▶ [Exercise goal] Produce an exact transcription of the listing below, omitting the pictures.

▶ [Material for this task]
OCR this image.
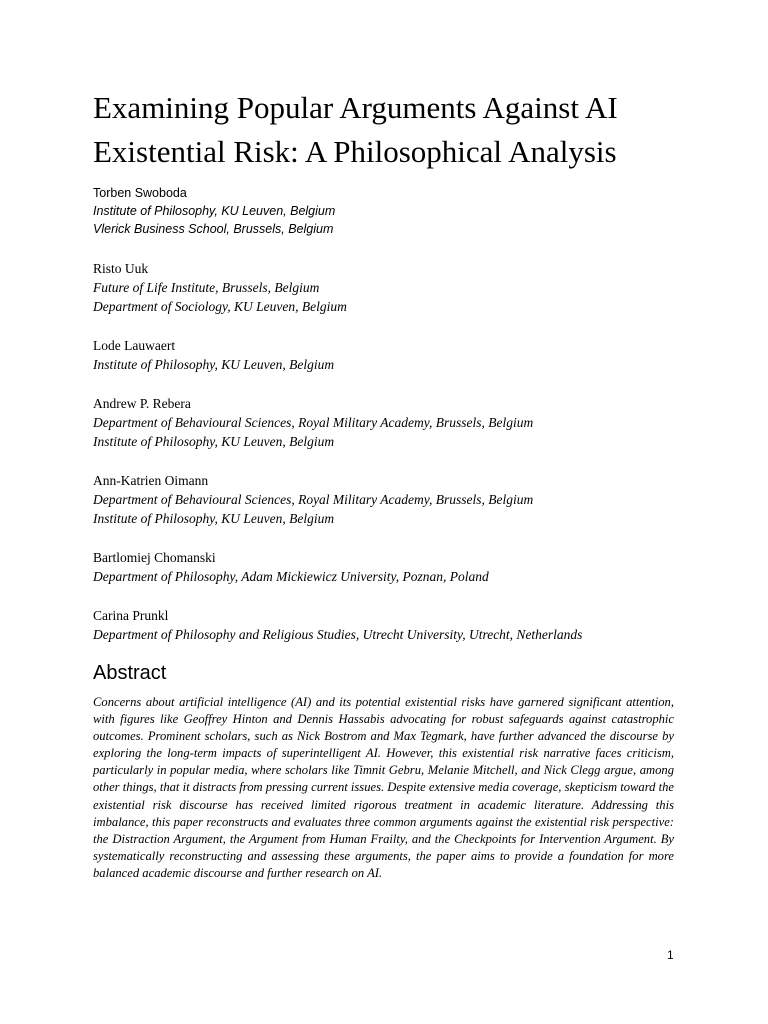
Examining Popular Arguments Against AI
Existential Risk: A Philosophical Analysis
Torben Swoboda
Institute of Philosophy, KU Leuven, Belgium
Vlerick Business School, Brussels, Belgium
Risto Uuk
Future of Life Institute, Brussels, Belgium
Department of Sociology, KU Leuven, Belgium
Lode Lauwaert
Institute of Philosophy, KU Leuven, Belgium
Andrew P. Rebera
Department of Behavioural Sciences, Royal Military Academy, Brussels, Belgium
Institute of Philosophy, KU Leuven, Belgium
Ann-Katrien Oimann
Department of Behavioural Sciences, Royal Military Academy, Brussels, Belgium
Institute of Philosophy, KU Leuven, Belgium
Bartlomiej Chomanski
Department of Philosophy, Adam Mickiewicz University, Poznan, Poland
Carina Prunkl
Department of Philosophy and Religious Studies, Utrecht University, Utrecht, Netherlands
Abstract

Concerns about artificial intelligence (AI) and its potential existential risks have garnered significant attention, with figures like Geoffrey Hinton and Dennis Hassabis advocating for robust safeguards against catastrophic outcomes. Prominent scholars, such as Nick Bostrom and Max Tegmark, have further advanced the discourse by exploring the long-term impacts of superintelligent AI. However, this existential risk narrative faces criticism, particularly in popular media, where scholars like Timnit Gebru, Melanie Mitchell, and Nick Clegg argue, among other things, that it distracts from pressing current issues. Despite extensive media coverage, skepticism toward the existential risk discourse has received limited rigorous treatment in academic literature. Addressing this imbalance, this paper reconstructs and evaluates three common arguments against the existential risk perspective: the Distraction Argument, the Argument from Human Frailty, and the Checkpoints for Intervention Argument. By systematically reconstructing and assessing these arguments, the paper aims to provide a foundation for more balanced academic discourse and further research on AI.

1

▶ [Completed task]
OCR this image.
Examining Popular Arguments Against AI
Existential Risk: A Philosophical Analysis
Torben Swoboda
Institute of Philosophy, KU Leuven, Belgium
Vlerick Business School, Brussels, Belgium
Risto Uuk
Future of Life Institute, Brussels, Belgium
Department of Sociology, KU Leuven, Belgium
Lode Lauwaert
Institute of Philosophy, KU Leuven, Belgium
Andrew P. Rebera
Department of Behavioural Sciences, Royal Military Academy, Brussels, Belgium
Institute of Philosophy, KU Leuven, Belgium
Ann-Katrien Oimann
Department of Behavioural Sciences, Royal Military Academy, Brussels, Belgium
Institute of Philosophy, KU Leuven, Belgium
Bartlomiej Chomanski
Department of Philosophy, Adam Mickiewicz University, Poznan, Poland
Carina Prunkl
Department of Philosophy and Religious Studies, Utrecht University, Utrecht, Netherlands
Abstract

Concerns about artificial intelligence (AI) and its potential existential risks have garnered significant attention, with figures like Geoffrey Hinton and Dennis Hassabis advocating for robust safeguards against catastrophic outcomes. Prominent scholars, such as Nick Bostrom and Max Tegmark, have further advanced the discourse by exploring the long-term impacts of superintelligent AI. However, this existential risk narrative faces criticism, particularly in popular media, where scholars like Timnit Gebru, Melanie Mitchell, and Nick Clegg argue, among other things, that it distracts from pressing current issues. Despite extensive media coverage, skepticism toward the existential risk discourse has received limited rigorous treatment in academic literature. Addressing this imbalance, this paper reconstructs and evaluates three common arguments against the existential risk perspective: the Distraction Argument, the Argument from Human Frailty, and the Checkpoints for Intervention Argument. By systematically reconstructing and assessing these arguments, the paper aims to provide a foundation for more balanced academic discourse and further research on AI.

1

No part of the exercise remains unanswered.